→ **Excerpted text**:
-- START --
The U.S. government had offered a $10 million reward for information leading to Mr. Wuhayshi’s death.

A 2013 plot to attack U.S. interests abroad, apparently orchestrated by Mr. Wuhayshi, prompted the U.S. government to close 19 diplomatic posts world-wide. The U.S. response came after American intelligence officers intercepted a phone call between Mr. Wuhayshi and al Qaeda leader Ayman al Zawahiri in which the men discussed the attacks.

Mr. Wuhayshi’s death would be a welcome development for U.S. national security, but likely wouldn’t be a mortal blow to AQAP, said Bruce Riedel, who spent 30 years at the Central Intelligence Agency and advised four presidents on national security.

“Decapitation has never defeated al Qaeda,” said Mr. Riedel. “Given the chaos in Yemen, today AQAP is stronger than ever, even without Wuhayshi.”
-- END --
→ **Records provided**:
-- START --
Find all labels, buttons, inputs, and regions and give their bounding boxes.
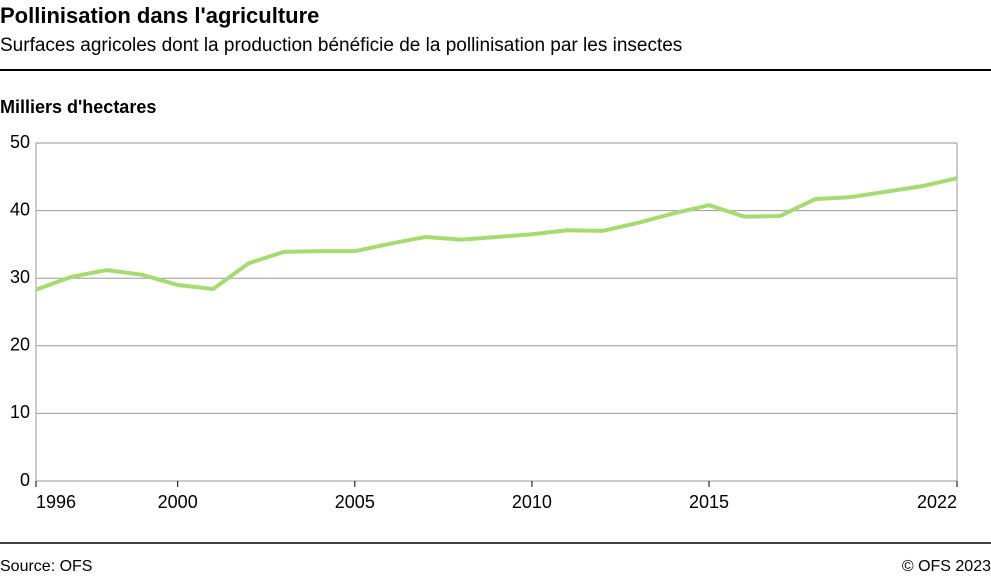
y-tick-label: 40	[10, 199, 30, 219]
y-tick-label: 10	[10, 402, 30, 422]
x-tick-label: 2005	[335, 492, 375, 512]
x-tick-label: 2015	[689, 492, 729, 512]
x-tick-label: 2010	[512, 492, 552, 512]
y-tick-label: 50	[10, 132, 30, 152]
y-tick-label: 0	[20, 470, 30, 490]
chart-title: Pollinisation dans l'agriculture	[0, 3, 319, 28]
source: Source: OFS	[0, 558, 92, 575]
chart-subtitle: Surfaces agricoles dont la production bé…	[0, 35, 682, 56]
y-tick-label: 20	[10, 335, 30, 355]
y-axis-label: Milliers d'hectares	[0, 97, 156, 117]
y-tick-label: 30	[10, 267, 30, 287]
x-tick-label: 2022	[917, 492, 957, 512]
x-tick-label: 2000	[158, 492, 198, 512]
x-tick-label: 1996	[36, 492, 76, 512]
data-line	[35, 176, 958, 292]
credit: © OFS 2023	[902, 558, 991, 575]
plot-frame	[35, 142, 958, 482]
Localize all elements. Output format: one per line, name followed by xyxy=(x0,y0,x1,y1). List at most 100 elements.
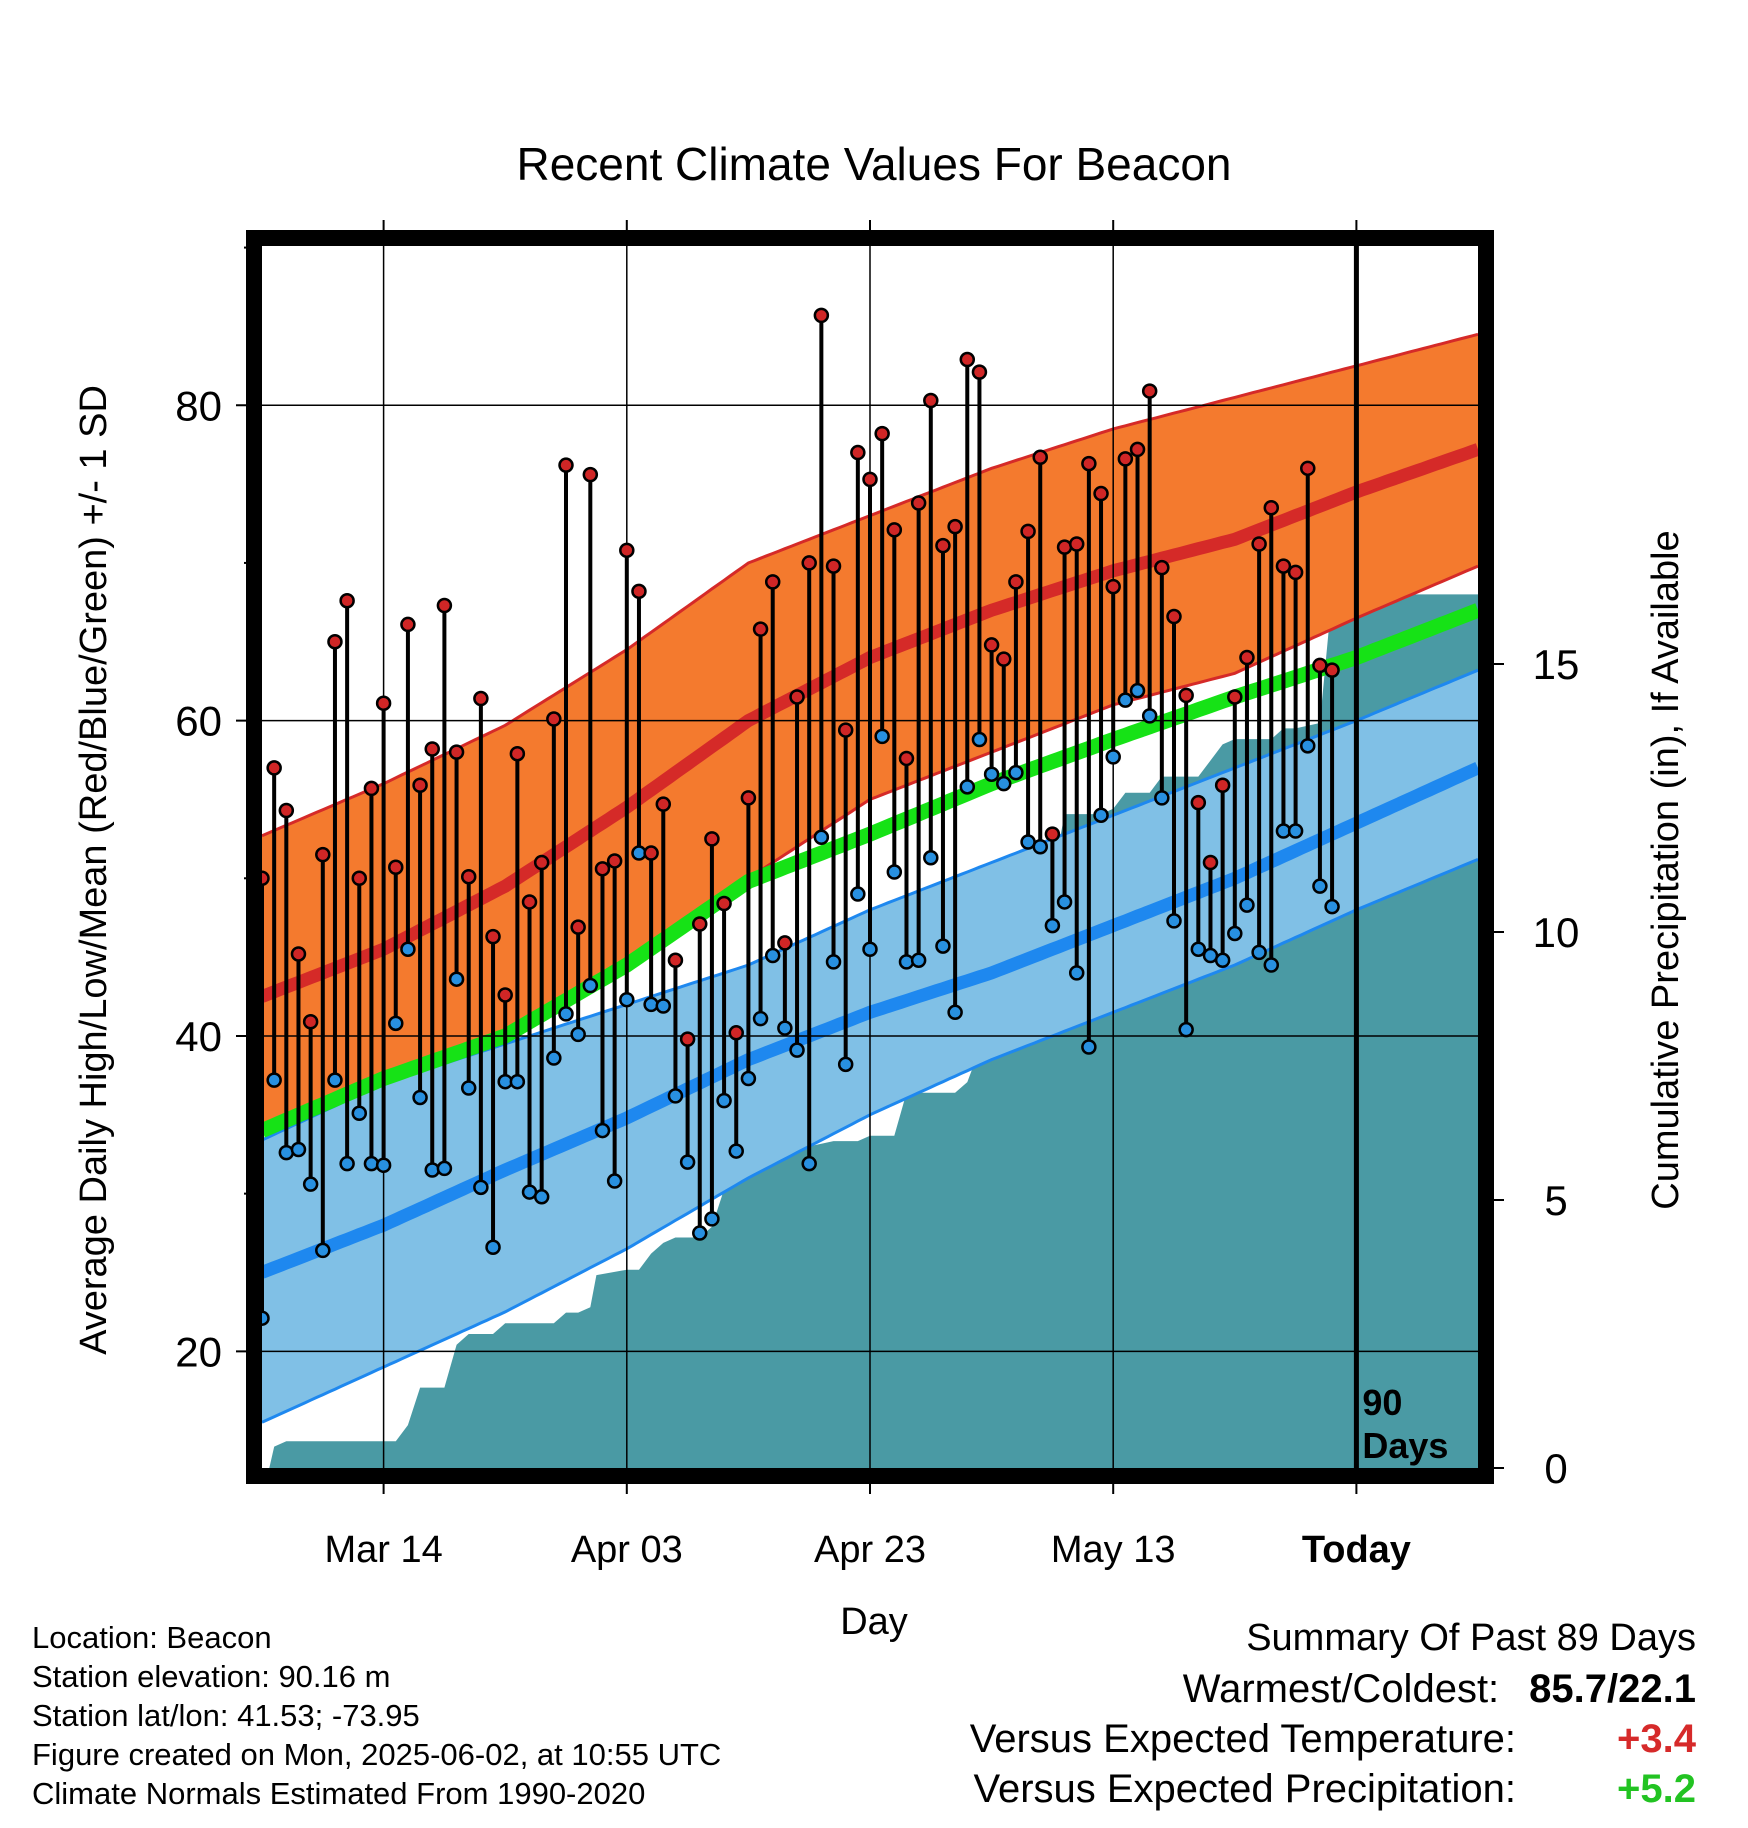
daily-low-point xyxy=(667,1088,684,1104)
daily-low-point xyxy=(910,952,927,969)
daily-high-point xyxy=(1008,574,1024,590)
y-axis-label-left: Average Daily High/Low/Mean (Red/Blue/Gr… xyxy=(73,385,115,1355)
daily-high-point xyxy=(533,854,550,871)
daily-high-point xyxy=(716,895,732,912)
daily-low-point xyxy=(1044,917,1061,934)
daily-low-point xyxy=(485,1239,501,1256)
temperature-anomaly-value: +3.4 xyxy=(1617,1717,1696,1761)
daily-low-point xyxy=(1032,839,1048,855)
daily-low-point xyxy=(266,1072,282,1088)
daily-high-point xyxy=(582,466,599,483)
daily-high-point xyxy=(971,364,988,380)
daily-high-point xyxy=(837,722,854,738)
daily-low-point xyxy=(837,1056,854,1073)
daily-high-point xyxy=(606,853,623,869)
daily-high-point xyxy=(825,558,842,574)
daily-high-point xyxy=(436,597,453,614)
daily-low-point xyxy=(862,941,878,957)
precipitation-anomaly-value: +5.2 xyxy=(1617,1767,1696,1811)
daily-low-point xyxy=(777,1020,793,1036)
daily-high-point xyxy=(473,690,489,707)
daily-low-point xyxy=(619,991,635,1008)
daily-high-point xyxy=(594,861,611,877)
daily-high-point xyxy=(1227,689,1243,705)
daily-high-point xyxy=(752,621,769,637)
daily-low-point xyxy=(886,864,903,880)
daily-high-point xyxy=(959,351,976,368)
daily-low-point xyxy=(1093,807,1109,823)
daily-high-point xyxy=(290,946,307,962)
normals-text: Climate Normals Estimated From 1990-2020 xyxy=(32,1776,646,1811)
daily-low-point xyxy=(1105,749,1121,765)
summary-title: Summary Of Past 89 Days xyxy=(1246,1617,1696,1659)
daily-high-point xyxy=(813,307,830,324)
daily-high-point xyxy=(302,1014,319,1030)
daily-high-point xyxy=(1324,662,1340,678)
daily-high-point xyxy=(278,802,295,819)
daily-high-point xyxy=(764,574,781,590)
daily-high-point xyxy=(1154,559,1170,576)
created-text: Figure created on Mon, 2025-06-02, at 10… xyxy=(32,1737,722,1772)
left-axis-tick-label: 60 xyxy=(175,698,222,745)
daily-high-point xyxy=(546,711,562,727)
daily-low-point xyxy=(1068,965,1085,981)
daily-low-point xyxy=(546,1050,562,1066)
daily-low-point xyxy=(923,850,939,866)
daily-high-point xyxy=(570,919,586,935)
daily-low-point xyxy=(789,1042,805,1058)
daily-high-point xyxy=(327,634,343,650)
daily-low-point xyxy=(947,1004,963,1021)
daily-low-point xyxy=(740,1070,757,1087)
warmest-coldest-value: 85.7/22.1 xyxy=(1529,1667,1696,1711)
daily-low-point xyxy=(460,1080,477,1096)
daily-high-point xyxy=(740,790,757,806)
right-axis-tick-label: 10 xyxy=(1533,909,1580,956)
daily-high-point xyxy=(983,637,1000,653)
latlon-text: Station lat/lon: 41.53; -73.95 xyxy=(32,1698,420,1733)
daily-high-point xyxy=(1044,826,1061,842)
daily-low-point xyxy=(1166,913,1182,929)
daily-low-point xyxy=(728,1143,744,1159)
x-axis-tick-label: May 13 xyxy=(1051,1529,1176,1571)
daily-low-point xyxy=(606,1173,623,1189)
daily-high-point xyxy=(862,471,878,488)
daily-low-point xyxy=(1251,944,1267,961)
daily-high-point xyxy=(655,796,672,812)
daily-high-point xyxy=(1166,608,1182,625)
daily-low-point xyxy=(290,1141,307,1158)
daily-low-point xyxy=(339,1155,355,1172)
x-axis-tick-label: Apr 23 xyxy=(814,1529,926,1571)
warmest-coldest-label: Warmest/Coldest: xyxy=(1182,1667,1500,1711)
left-axis-tick-label: 80 xyxy=(175,382,222,429)
daily-low-point xyxy=(582,977,599,994)
daily-high-point xyxy=(886,522,903,538)
daily-low-point xyxy=(375,1157,392,1174)
daily-low-point xyxy=(1214,952,1231,969)
daily-low-point xyxy=(898,954,915,970)
daily-high-point xyxy=(1068,536,1085,552)
daily-low-point xyxy=(1008,764,1024,781)
daily-low-point xyxy=(412,1089,428,1106)
daily-high-point xyxy=(1190,794,1207,811)
daily-high-point xyxy=(424,741,440,757)
daily-high-point xyxy=(1300,460,1316,477)
daily-low-point xyxy=(327,1072,343,1088)
temperature-anomaly-row: Versus Expected Temperature: +3.4 xyxy=(970,1714,1696,1764)
daily-high-point xyxy=(351,870,368,887)
summary-panel: Summary Of Past 89 Days Warmest/Coldest:… xyxy=(970,1612,1696,1814)
daily-low-point xyxy=(1312,878,1328,894)
daily-high-point xyxy=(460,868,477,885)
daily-high-point xyxy=(1287,564,1304,581)
daily-low-point xyxy=(643,996,659,1013)
x-axis-tick-label: Mar 14 xyxy=(324,1529,442,1571)
daily-low-point xyxy=(473,1179,489,1196)
daily-high-point xyxy=(996,651,1012,667)
chart-title: Recent Climate Values For Beacon xyxy=(516,138,1231,190)
right-axis-tick-label: 0 xyxy=(1544,1445,1567,1492)
daily-low-point xyxy=(302,1176,319,1192)
daily-low-point xyxy=(448,971,465,987)
precipitation-anomaly-row: Versus Expected Precipitation: +5.2 xyxy=(970,1764,1696,1814)
daily-high-point xyxy=(1239,649,1255,666)
daily-low-point xyxy=(1227,925,1243,942)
-- END --
→ **Problem set**:
a. In the text about Mr. Wuhayshi, how many diplomatic posts did the U.S. government close after the 2013 plot?
b. Continue the text about Mr. Wuhayshi from its last sentence.

→ **Exercise responses**:
a. 19

b.
Talks between Yemen’s warring parties hit a potential roadblock on Tuesday after Houthi rebels said they wouldn’t negotiate with the exiled government of President Abed Rabbo Mansour Hadi in United Nations-backed talks in Geneva, a Houthi spokesman said.

In 2013, al Qaeda leader Mr. Zawahiri is believed to have elevated Mr. Wuhayshi to the position of general manager, which some U.S. officials said they believed made him second-in-command of the entire al Qaeda organization.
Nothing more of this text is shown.